• Exercise prompt:
Please print all of the material below, word for word.

• Dataset rows:
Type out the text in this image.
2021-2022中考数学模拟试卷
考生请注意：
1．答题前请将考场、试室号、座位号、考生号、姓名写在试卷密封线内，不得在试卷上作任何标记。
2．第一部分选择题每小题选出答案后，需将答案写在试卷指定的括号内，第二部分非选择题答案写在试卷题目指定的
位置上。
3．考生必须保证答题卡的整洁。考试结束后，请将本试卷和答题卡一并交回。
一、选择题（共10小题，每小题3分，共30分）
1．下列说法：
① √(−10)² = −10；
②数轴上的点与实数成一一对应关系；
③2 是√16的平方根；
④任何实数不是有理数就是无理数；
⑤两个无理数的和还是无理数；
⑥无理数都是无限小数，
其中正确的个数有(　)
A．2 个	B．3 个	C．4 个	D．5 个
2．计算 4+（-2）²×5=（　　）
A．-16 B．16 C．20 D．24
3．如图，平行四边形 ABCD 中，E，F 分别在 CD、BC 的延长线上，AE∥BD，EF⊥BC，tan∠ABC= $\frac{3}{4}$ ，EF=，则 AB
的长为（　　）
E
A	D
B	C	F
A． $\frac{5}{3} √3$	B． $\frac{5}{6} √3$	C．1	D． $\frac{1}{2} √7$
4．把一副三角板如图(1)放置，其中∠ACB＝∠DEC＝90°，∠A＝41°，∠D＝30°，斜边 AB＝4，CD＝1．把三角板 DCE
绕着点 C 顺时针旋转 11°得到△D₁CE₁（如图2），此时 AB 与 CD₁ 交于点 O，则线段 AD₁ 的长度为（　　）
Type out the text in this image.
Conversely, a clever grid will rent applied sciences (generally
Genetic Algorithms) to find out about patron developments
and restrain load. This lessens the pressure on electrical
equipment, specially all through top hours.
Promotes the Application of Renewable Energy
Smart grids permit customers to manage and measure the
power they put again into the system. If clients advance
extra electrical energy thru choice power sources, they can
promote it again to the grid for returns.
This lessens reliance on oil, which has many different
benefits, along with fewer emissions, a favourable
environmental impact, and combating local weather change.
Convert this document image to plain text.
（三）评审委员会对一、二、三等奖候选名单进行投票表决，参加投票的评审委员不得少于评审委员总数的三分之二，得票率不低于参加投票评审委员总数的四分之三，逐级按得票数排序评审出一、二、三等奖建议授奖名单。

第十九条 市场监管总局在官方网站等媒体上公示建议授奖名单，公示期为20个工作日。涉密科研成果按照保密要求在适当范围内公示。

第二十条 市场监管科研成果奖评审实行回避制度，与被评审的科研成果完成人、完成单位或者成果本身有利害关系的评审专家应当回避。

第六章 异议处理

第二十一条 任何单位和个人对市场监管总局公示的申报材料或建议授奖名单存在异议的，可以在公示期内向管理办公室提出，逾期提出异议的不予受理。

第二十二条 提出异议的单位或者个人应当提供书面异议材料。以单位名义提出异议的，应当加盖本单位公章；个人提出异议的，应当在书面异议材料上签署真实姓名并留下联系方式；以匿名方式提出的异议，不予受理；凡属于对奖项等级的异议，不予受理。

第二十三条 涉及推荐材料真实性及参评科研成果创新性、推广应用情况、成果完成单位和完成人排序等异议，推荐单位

• Response to this exercise:
Type out the text in this image.
2021-2022中考数学模拟试卷
考生请注意：
1．答题前请将考场、试室号、座位号、考生号、姓名写在试卷密封线内，不得在试卷上作任何标记。
2．第一部分选择题每小题选出答案后，需将答案写在试卷指定的括号内，第二部分非选择题答案写在试卷题目指定的
位置上。
3．考生必须保证答题卡的整洁。考试结束后，请将本试卷和答题卡一并交回。
一、选择题（共10小题，每小题3分，共30分）
1．下列说法：
① √(−10)² = −10；
②数轴上的点与实数成一一对应关系；
③2 是√16的平方根；
④任何实数不是有理数就是无理数；
⑤两个无理数的和还是无理数；
⑥无理数都是无限小数，
其中正确的个数有(　)
A．2 个	B．3 个	C．4 个	D．5 个
2．计算 4+（-2）²×5=（　　）
A．-16 B．16 C．20 D．24
3．如图，平行四边形 ABCD 中，E，F 分别在 CD、BC 的延长线上，AE∥BD，EF⊥BC，tan∠ABC= $\frac{3}{4}$ ，EF=，则 AB
的长为（　　）
E
A	D
B	C	F
A． $\frac{5}{3} √3$	B． $\frac{5}{6} √3$	C．1	D． $\frac{1}{2} √7$
4．把一副三角板如图(1)放置，其中∠ACB＝∠DEC＝90°，∠A＝41°，∠D＝30°，斜边 AB＝4，CD＝1．把三角板 DCE
绕着点 C 顺时针旋转 11°得到△D₁CE₁（如图2），此时 AB 与 CD₁ 交于点 O，则线段 AD₁ 的长度为（　　）
Type out the text in this image.
Conversely, a clever grid will rent applied sciences (generally
Genetic Algorithms) to find out about patron developments
and restrain load. This lessens the pressure on electrical
equipment, specially all through top hours.
Promotes the Application of Renewable Energy
Smart grids permit customers to manage and measure the
power they put again into the system. If clients advance
extra electrical energy thru choice power sources, they can
promote it again to the grid for returns.
This lessens reliance on oil, which has many different
benefits, along with fewer emissions, a favourable
environmental impact, and combating local weather change.
Convert this document image to plain text.
（三）评审委员会对一、二、三等奖候选名单进行投票表决，参加投票的评审委员不得少于评审委员总数的三分之二，得票率不低于参加投票评审委员总数的四分之三，逐级按得票数排序评审出一、二、三等奖建议授奖名单。

第十九条 市场监管总局在官方网站等媒体上公示建议授奖名单，公示期为20个工作日。涉密科研成果按照保密要求在适当范围内公示。

第二十条 市场监管科研成果奖评审实行回避制度，与被评审的科研成果完成人、完成单位或者成果本身有利害关系的评审专家应当回避。

第六章 异议处理

第二十一条 任何单位和个人对市场监管总局公示的申报材料或建议授奖名单存在异议的，可以在公示期内向管理办公室提出，逾期提出异议的不予受理。

第二十二条 提出异议的单位或者个人应当提供书面异议材料。以单位名义提出异议的，应当加盖本单位公章；个人提出异议的，应当在书面异议材料上签署真实姓名并留下联系方式；以匿名方式提出的异议，不予受理；凡属于对奖项等级的异议，不予受理。

第二十三条 涉及推荐材料真实性及参评科研成果创新性、推广应用情况、成果完成单位和完成人排序等异议，推荐单位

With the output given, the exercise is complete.